---------- Data records

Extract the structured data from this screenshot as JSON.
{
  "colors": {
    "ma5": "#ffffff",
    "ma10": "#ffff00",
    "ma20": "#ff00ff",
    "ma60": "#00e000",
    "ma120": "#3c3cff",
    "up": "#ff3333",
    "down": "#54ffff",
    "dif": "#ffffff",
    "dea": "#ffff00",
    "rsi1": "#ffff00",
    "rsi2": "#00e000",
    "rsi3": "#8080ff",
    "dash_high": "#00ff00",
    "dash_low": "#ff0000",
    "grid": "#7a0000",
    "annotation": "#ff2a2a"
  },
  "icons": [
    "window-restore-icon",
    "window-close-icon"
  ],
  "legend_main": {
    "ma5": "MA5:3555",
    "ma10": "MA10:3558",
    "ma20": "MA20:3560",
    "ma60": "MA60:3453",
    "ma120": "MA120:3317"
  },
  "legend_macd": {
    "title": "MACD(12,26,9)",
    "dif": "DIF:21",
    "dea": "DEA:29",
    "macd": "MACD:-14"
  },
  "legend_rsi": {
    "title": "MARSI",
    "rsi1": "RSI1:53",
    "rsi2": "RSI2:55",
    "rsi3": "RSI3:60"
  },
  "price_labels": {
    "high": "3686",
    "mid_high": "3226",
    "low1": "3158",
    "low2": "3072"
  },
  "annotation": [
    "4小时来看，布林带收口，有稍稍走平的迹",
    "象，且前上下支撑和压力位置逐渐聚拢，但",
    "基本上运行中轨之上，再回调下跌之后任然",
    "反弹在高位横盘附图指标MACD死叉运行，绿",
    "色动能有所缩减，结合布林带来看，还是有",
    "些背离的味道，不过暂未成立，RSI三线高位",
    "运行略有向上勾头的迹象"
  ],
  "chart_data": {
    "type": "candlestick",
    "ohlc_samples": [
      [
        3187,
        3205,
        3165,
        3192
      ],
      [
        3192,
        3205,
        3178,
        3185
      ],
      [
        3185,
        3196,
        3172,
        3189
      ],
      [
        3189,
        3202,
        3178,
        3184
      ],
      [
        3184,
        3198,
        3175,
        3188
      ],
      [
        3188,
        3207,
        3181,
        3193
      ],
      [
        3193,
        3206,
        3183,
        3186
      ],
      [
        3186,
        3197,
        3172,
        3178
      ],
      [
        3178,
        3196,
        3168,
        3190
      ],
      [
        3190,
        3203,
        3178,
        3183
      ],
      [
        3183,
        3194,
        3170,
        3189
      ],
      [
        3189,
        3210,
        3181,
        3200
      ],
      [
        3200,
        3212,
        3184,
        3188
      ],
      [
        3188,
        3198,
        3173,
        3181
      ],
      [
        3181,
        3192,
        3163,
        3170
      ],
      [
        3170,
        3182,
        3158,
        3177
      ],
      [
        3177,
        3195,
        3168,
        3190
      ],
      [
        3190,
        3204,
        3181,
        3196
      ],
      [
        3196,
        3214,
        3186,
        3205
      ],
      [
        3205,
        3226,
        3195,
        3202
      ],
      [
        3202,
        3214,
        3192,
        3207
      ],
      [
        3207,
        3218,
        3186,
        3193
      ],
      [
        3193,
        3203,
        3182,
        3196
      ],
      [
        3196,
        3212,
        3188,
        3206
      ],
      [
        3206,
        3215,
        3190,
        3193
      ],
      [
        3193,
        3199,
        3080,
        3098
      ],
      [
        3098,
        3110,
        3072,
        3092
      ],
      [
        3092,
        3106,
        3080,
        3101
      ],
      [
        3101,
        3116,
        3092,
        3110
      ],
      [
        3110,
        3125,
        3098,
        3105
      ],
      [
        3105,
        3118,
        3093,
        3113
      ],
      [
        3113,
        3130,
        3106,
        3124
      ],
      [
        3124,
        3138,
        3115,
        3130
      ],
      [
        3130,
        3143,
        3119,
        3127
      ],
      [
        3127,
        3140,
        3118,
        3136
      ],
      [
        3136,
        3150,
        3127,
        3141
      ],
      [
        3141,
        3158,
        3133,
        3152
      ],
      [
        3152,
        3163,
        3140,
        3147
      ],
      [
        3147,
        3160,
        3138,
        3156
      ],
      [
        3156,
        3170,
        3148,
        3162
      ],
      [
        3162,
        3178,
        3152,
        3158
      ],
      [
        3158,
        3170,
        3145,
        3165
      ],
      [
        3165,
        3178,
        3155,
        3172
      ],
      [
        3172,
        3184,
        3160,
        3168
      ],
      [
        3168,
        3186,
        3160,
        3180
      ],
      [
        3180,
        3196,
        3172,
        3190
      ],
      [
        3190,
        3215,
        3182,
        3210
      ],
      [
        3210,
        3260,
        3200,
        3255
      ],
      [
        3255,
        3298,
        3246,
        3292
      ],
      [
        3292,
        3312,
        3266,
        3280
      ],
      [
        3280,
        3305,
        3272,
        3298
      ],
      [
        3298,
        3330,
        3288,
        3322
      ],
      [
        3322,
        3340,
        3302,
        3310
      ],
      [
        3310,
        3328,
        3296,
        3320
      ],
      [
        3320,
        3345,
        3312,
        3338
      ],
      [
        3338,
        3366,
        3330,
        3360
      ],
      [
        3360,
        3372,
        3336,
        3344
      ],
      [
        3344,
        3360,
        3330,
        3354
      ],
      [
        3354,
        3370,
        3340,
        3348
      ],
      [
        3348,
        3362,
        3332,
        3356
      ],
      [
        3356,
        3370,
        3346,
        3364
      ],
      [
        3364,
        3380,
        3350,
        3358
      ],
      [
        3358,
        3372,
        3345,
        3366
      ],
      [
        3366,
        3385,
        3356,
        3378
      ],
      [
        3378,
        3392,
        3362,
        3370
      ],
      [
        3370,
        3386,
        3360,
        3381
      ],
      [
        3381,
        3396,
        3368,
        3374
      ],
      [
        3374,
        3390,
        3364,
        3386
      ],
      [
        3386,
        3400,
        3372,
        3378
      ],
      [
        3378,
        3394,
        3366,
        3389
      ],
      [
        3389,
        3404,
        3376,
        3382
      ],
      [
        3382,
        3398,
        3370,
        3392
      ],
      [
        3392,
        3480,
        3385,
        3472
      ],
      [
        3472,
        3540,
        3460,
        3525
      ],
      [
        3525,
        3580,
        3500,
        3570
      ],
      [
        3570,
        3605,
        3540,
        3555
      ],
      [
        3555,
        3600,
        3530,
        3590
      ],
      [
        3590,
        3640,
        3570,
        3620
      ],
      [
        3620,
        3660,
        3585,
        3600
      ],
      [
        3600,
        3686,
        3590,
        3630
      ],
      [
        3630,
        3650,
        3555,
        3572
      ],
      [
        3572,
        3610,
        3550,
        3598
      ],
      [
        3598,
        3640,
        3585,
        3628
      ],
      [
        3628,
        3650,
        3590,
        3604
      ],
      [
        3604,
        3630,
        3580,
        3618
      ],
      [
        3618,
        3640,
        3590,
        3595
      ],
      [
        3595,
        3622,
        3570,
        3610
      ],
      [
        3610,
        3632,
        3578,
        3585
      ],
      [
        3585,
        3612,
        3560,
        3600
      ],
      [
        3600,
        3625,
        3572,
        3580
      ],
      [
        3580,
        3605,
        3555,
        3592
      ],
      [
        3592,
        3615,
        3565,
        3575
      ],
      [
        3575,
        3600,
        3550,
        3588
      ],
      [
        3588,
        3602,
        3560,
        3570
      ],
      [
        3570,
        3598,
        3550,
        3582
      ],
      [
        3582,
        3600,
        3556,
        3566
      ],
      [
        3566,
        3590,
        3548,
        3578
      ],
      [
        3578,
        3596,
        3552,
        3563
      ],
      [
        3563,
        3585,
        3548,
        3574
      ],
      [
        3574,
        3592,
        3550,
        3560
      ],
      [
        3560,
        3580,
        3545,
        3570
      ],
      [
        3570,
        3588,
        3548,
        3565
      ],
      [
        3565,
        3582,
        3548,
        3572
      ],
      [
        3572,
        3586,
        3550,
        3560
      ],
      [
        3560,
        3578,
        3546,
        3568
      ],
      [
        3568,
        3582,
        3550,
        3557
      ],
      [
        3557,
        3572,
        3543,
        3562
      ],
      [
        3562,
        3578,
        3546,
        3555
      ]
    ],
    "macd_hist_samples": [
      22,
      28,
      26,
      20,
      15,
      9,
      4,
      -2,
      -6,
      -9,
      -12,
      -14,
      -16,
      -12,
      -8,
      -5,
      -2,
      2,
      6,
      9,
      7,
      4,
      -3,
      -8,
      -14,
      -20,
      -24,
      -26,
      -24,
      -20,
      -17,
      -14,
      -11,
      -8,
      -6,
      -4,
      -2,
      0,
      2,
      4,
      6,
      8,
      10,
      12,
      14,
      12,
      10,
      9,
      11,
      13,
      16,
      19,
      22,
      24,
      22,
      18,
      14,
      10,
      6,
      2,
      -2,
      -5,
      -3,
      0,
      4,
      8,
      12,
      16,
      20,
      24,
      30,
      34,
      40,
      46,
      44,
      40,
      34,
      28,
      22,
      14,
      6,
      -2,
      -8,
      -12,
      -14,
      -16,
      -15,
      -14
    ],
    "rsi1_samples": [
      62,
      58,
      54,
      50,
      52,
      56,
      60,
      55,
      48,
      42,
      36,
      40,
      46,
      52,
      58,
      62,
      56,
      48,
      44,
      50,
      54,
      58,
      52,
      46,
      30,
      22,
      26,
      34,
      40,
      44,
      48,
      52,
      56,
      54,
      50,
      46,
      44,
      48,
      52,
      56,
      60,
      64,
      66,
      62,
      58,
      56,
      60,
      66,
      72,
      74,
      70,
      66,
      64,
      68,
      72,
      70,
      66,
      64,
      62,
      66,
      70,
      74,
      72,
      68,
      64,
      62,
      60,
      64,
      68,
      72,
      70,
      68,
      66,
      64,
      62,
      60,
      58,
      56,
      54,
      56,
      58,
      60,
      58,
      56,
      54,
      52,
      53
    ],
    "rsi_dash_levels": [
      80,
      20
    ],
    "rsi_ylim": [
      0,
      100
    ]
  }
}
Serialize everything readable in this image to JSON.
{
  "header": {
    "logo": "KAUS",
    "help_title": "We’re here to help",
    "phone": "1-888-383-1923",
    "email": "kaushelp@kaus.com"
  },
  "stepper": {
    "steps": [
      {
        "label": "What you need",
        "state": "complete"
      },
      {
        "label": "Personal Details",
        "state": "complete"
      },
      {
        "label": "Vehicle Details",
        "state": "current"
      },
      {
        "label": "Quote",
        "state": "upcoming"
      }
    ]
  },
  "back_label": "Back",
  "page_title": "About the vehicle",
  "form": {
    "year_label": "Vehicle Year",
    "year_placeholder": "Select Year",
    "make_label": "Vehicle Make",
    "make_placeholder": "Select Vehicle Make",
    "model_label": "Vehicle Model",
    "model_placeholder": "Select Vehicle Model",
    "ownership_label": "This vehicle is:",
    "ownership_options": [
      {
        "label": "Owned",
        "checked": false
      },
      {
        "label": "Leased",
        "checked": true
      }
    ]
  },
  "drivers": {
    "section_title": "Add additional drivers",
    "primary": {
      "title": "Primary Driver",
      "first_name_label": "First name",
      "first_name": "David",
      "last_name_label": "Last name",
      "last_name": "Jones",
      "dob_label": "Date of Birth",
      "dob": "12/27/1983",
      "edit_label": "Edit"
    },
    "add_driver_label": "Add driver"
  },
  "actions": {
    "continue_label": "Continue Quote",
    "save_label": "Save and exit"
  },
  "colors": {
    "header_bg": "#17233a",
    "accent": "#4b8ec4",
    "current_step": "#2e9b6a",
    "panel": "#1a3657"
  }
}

--------------------

• _To be done_: Above are the records. Identify each line that contains the word "state".

• _Output below_:
        "state": "complete"
        "state": "complete"
        "state": "current"
        "state": "upcoming"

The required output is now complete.